### [YOUR INSTRUCTIONS]
Every line that contains "гарантии" counts once; give the total number of such lines, with no other words.

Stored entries
>> BEGIN

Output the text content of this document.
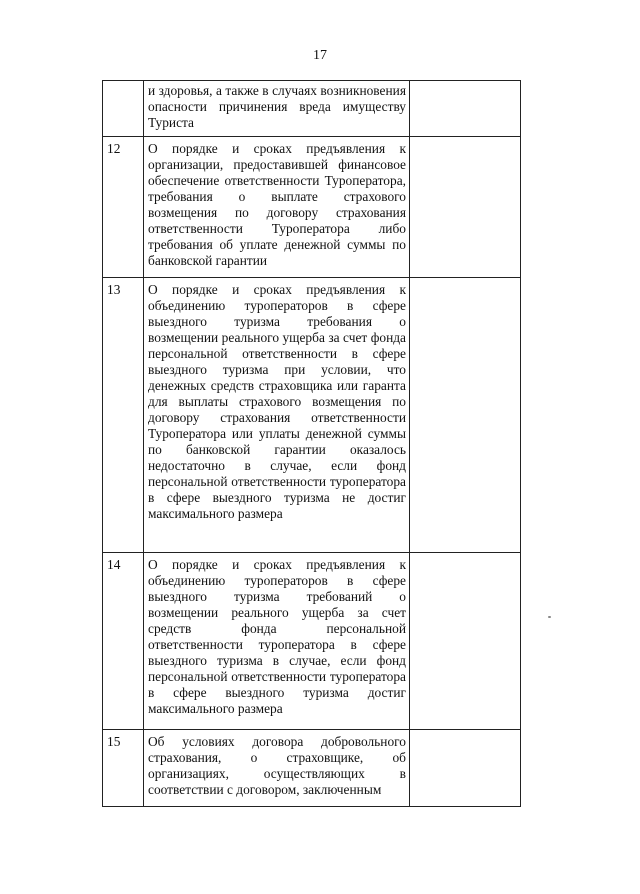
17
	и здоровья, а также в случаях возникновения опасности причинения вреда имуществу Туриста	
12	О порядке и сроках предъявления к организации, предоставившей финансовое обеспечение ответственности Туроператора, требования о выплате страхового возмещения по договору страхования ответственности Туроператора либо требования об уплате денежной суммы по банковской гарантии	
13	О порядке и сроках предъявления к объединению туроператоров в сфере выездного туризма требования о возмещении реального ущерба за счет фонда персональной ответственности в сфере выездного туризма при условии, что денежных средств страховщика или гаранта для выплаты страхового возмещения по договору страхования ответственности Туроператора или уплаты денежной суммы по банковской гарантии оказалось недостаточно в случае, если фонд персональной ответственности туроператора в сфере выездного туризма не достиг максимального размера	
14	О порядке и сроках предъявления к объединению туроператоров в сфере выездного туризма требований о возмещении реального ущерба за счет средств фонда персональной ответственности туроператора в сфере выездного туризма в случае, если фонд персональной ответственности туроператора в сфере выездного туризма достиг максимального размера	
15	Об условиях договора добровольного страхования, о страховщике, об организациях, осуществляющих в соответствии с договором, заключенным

>> END

### [ANSWER TO THIS PROBLEM]
2